→ **RECORDS SUPPLIED**
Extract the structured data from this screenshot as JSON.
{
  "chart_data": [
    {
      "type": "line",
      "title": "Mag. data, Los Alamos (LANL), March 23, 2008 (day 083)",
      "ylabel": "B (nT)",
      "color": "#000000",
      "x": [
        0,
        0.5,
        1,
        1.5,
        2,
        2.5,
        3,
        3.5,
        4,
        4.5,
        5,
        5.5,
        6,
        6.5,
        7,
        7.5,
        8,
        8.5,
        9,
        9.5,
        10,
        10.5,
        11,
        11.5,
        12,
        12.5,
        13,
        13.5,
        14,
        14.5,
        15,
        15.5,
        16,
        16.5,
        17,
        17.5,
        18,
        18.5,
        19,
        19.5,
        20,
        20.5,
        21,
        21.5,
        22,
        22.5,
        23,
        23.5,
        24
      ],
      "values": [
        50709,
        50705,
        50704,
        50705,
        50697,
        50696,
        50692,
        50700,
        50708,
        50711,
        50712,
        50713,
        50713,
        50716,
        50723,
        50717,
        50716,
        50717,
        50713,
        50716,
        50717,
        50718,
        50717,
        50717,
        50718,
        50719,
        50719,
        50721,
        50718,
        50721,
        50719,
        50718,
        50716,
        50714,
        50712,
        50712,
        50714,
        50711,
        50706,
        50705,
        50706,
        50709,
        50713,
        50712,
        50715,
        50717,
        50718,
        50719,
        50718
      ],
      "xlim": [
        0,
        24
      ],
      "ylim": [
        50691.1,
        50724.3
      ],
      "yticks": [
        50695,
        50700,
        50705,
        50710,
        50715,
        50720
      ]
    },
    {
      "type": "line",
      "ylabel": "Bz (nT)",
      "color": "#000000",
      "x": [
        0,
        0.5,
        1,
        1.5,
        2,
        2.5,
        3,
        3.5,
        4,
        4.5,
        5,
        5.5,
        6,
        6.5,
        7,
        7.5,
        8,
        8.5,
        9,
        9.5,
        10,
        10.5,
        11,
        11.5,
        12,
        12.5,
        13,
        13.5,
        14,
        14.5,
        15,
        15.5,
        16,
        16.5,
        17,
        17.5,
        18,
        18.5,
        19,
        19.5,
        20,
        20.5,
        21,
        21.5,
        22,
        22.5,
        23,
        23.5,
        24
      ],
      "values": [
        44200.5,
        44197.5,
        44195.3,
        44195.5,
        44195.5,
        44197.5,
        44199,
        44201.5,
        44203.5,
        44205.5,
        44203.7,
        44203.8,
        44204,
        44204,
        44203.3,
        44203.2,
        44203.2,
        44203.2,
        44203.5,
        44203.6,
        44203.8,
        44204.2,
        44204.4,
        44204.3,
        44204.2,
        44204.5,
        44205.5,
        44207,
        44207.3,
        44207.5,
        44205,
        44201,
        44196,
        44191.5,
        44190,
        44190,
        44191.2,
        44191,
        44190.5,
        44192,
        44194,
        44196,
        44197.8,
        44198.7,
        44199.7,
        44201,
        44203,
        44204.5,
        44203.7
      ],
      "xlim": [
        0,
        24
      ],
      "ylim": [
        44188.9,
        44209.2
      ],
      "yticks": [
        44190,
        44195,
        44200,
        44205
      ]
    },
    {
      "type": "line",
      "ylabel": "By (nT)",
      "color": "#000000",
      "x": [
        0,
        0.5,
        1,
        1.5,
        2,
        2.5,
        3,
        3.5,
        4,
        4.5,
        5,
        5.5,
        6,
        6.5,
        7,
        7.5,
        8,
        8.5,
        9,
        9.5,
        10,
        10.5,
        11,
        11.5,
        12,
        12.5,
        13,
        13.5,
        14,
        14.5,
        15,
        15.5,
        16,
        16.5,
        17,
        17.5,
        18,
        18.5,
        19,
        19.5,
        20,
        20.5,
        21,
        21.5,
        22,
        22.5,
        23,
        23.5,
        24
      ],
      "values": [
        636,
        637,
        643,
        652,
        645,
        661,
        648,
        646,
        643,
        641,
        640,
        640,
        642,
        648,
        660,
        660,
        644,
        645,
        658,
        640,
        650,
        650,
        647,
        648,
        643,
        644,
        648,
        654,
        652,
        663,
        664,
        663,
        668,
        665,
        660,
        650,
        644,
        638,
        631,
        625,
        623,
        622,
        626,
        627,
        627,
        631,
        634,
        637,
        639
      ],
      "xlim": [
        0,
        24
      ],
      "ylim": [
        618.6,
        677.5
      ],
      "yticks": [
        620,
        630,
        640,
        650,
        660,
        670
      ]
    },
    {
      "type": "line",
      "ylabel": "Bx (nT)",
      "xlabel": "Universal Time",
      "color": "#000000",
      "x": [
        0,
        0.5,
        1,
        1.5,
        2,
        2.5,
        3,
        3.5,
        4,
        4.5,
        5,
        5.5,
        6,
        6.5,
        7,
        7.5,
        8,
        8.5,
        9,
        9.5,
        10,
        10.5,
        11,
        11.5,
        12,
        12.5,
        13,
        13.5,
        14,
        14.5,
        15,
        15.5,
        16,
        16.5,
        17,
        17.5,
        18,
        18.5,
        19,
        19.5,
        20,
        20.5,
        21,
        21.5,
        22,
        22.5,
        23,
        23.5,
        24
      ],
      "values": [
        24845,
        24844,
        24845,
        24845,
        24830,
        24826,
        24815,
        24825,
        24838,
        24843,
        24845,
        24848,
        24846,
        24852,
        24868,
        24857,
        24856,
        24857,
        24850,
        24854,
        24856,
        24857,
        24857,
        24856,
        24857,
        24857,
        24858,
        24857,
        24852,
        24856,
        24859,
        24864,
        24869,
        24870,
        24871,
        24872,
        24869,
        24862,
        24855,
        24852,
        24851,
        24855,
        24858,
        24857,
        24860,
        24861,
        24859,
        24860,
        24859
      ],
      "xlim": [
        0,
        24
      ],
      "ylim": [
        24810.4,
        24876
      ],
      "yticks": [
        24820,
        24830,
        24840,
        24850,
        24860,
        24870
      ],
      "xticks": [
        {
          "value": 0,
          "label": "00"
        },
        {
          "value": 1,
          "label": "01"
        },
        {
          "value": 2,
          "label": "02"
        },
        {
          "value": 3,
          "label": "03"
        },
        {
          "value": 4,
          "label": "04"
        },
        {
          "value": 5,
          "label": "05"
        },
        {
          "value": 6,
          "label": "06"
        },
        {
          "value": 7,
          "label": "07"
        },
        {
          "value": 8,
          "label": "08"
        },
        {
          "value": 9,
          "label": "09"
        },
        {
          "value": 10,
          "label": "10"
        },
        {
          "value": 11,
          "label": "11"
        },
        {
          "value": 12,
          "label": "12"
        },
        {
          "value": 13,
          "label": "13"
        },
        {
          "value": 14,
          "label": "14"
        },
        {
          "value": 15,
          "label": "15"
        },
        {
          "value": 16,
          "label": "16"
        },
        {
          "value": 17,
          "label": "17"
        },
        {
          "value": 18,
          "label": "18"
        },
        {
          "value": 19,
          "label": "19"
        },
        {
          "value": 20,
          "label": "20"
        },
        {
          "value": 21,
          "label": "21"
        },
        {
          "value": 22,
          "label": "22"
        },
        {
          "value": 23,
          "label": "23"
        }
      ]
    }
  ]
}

→ **WRITTEN INSTRUCTION**
Every entry above needs to be quoted exactly.

→ **FULL RESPONSE**
Extract the structured data from this screenshot as JSON.
{
  "chart_data": [
    {
      "type": "line",
      "title": "Mag. data, Los Alamos (LANL), March 23, 2008 (day 083)",
      "ylabel": "B (nT)",
      "color": "#000000",
      "x": [
        0,
        0.5,
        1,
        1.5,
        2,
        2.5,
        3,
        3.5,
        4,
        4.5,
        5,
        5.5,
        6,
        6.5,
        7,
        7.5,
        8,
        8.5,
        9,
        9.5,
        10,
        10.5,
        11,
        11.5,
        12,
        12.5,
        13,
        13.5,
        14,
        14.5,
        15,
        15.5,
        16,
        16.5,
        17,
        17.5,
        18,
        18.5,
        19,
        19.5,
        20,
        20.5,
        21,
        21.5,
        22,
        22.5,
        23,
        23.5,
        24
      ],
      "values": [
        50709,
        50705,
        50704,
        50705,
        50697,
        50696,
        50692,
        50700,
        50708,
        50711,
        50712,
        50713,
        50713,
        50716,
        50723,
        50717,
        50716,
        50717,
        50713,
        50716,
        50717,
        50718,
        50717,
        50717,
        50718,
        50719,
        50719,
        50721,
        50718,
        50721,
        50719,
        50718,
        50716,
        50714,
        50712,
        50712,
        50714,
        50711,
        50706,
        50705,
        50706,
        50709,
        50713,
        50712,
        50715,
        50717,
        50718,
        50719,
        50718
      ],
      "xlim": [
        0,
        24
      ],
      "ylim": [
        50691.1,
        50724.3
      ],
      "yticks": [
        50695,
        50700,
        50705,
        50710,
        50715,
        50720
      ]
    },
    {
      "type": "line",
      "ylabel": "Bz (nT)",
      "color": "#000000",
      "x": [
        0,
        0.5,
        1,
        1.5,
        2,
        2.5,
        3,
        3.5,
        4,
        4.5,
        5,
        5.5,
        6,
        6.5,
        7,
        7.5,
        8,
        8.5,
        9,
        9.5,
        10,
        10.5,
        11,
        11.5,
        12,
        12.5,
        13,
        13.5,
        14,
        14.5,
        15,
        15.5,
        16,
        16.5,
        17,
        17.5,
        18,
        18.5,
        19,
        19.5,
        20,
        20.5,
        21,
        21.5,
        22,
        22.5,
        23,
        23.5,
        24
      ],
      "values": [
        44200.5,
        44197.5,
        44195.3,
        44195.5,
        44195.5,
        44197.5,
        44199,
        44201.5,
        44203.5,
        44205.5,
        44203.7,
        44203.8,
        44204,
        44204,
        44203.3,
        44203.2,
        44203.2,
        44203.2,
        44203.5,
        44203.6,
        44203.8,
        44204.2,
        44204.4,
        44204.3,
        44204.2,
        44204.5,
        44205.5,
        44207,
        44207.3,
        44207.5,
        44205,
        44201,
        44196,
        44191.5,
        44190,
        44190,
        44191.2,
        44191,
        44190.5,
        44192,
        44194,
        44196,
        44197.8,
        44198.7,
        44199.7,
        44201,
        44203,
        44204.5,
        44203.7
      ],
      "xlim": [
        0,
        24
      ],
      "ylim": [
        44188.9,
        44209.2
      ],
      "yticks": [
        44190,
        44195,
        44200,
        44205
      ]
    },
    {
      "type": "line",
      "ylabel": "By (nT)",
      "color": "#000000",
      "x": [
        0,
        0.5,
        1,
        1.5,
        2,
        2.5,
        3,
        3.5,
        4,
        4.5,
        5,
        5.5,
        6,
        6.5,
        7,
        7.5,
        8,
        8.5,
        9,
        9.5,
        10,
        10.5,
        11,
        11.5,
        12,
        12.5,
        13,
        13.5,
        14,
        14.5,
        15,
        15.5,
        16,
        16.5,
        17,
        17.5,
        18,
        18.5,
        19,
        19.5,
        20,
        20.5,
        21,
        21.5,
        22,
        22.5,
        23,
        23.5,
        24
      ],
      "values": [
        636,
        637,
        643,
        652,
        645,
        661,
        648,
        646,
        643,
        641,
        640,
        640,
        642,
        648,
        660,
        660,
        644,
        645,
        658,
        640,
        650,
        650,
        647,
        648,
        643,
        644,
        648,
        654,
        652,
        663,
        664,
        663,
        668,
        665,
        660,
        650,
        644,
        638,
        631,
        625,
        623,
        622,
        626,
        627,
        627,
        631,
        634,
        637,
        639
      ],
      "xlim": [
        0,
        24
      ],
      "ylim": [
        618.6,
        677.5
      ],
      "yticks": [
        620,
        630,
        640,
        650,
        660,
        670
      ]
    },
    {
      "type": "line",
      "ylabel": "Bx (nT)",
      "xlabel": "Universal Time",
      "color": "#000000",
      "x": [
        0,
        0.5,
        1,
        1.5,
        2,
        2.5,
        3,
        3.5,
        4,
        4.5,
        5,
        5.5,
        6,
        6.5,
        7,
        7.5,
        8,
        8.5,
        9,
        9.5,
        10,
        10.5,
        11,
        11.5,
        12,
        12.5,
        13,
        13.5,
        14,
        14.5,
        15,
        15.5,
        16,
        16.5,
        17,
        17.5,
        18,
        18.5,
        19,
        19.5,
        20,
        20.5,
        21,
        21.5,
        22,
        22.5,
        23,
        23.5,
        24
      ],
      "values": [
        24845,
        24844,
        24845,
        24845,
        24830,
        24826,
        24815,
        24825,
        24838,
        24843,
        24845,
        24848,
        24846,
        24852,
        24868,
        24857,
        24856,
        24857,
        24850,
        24854,
        24856,
        24857,
        24857,
        24856,
        24857,
        24857,
        24858,
        24857,
        24852,
        24856,
        24859,
        24864,
        24869,
        24870,
        24871,
        24872,
        24869,
        24862,
        24855,
        24852,
        24851,
        24855,
        24858,
        24857,
        24860,
        24861,
        24859,
        24860,
        24859
      ],
      "xlim": [
        0,
        24
      ],
      "ylim": [
        24810.4,
        24876
      ],
      "yticks": [
        24820,
        24830,
        24840,
        24850,
        24860,
        24870
      ],
      "xticks": [
        {
          "value": 0,
          "label": "00"
        },
        {
          "value": 1,
          "label": "01"
        },
        {
          "value": 2,
          "label": "02"
        },
        {
          "value": 3,
          "label": "03"
        },
        {
          "value": 4,
          "label": "04"
        },
        {
          "value": 5,
          "label": "05"
        },
        {
          "value": 6,
          "label": "06"
        },
        {
          "value": 7,
          "label": "07"
        },
        {
          "value": 8,
          "label": "08"
        },
        {
          "value": 9,
          "label": "09"
        },
        {
          "value": 10,
          "label": "10"
        },
        {
          "value": 11,
          "label": "11"
        },
        {
          "value": 12,
          "label": "12"
        },
        {
          "value": 13,
          "label": "13"
        },
        {
          "value": 14,
          "label": "14"
        },
        {
          "value": 15,
          "label": "15"
        },
        {
          "value": 16,
          "label": "16"
        },
        {
          "value": 17,
          "label": "17"
        },
        {
          "value": 18,
          "label": "18"
        },
        {
          "value": 19,
          "label": "19"
        },
        {
          "value": 20,
          "label": "20"
        },
        {
          "value": 21,
          "label": "21"
        },
        {
          "value": 22,
          "label": "22"
        },
        {
          "value": 23,
          "label": "23"
        }
      ]
    }
  ]
}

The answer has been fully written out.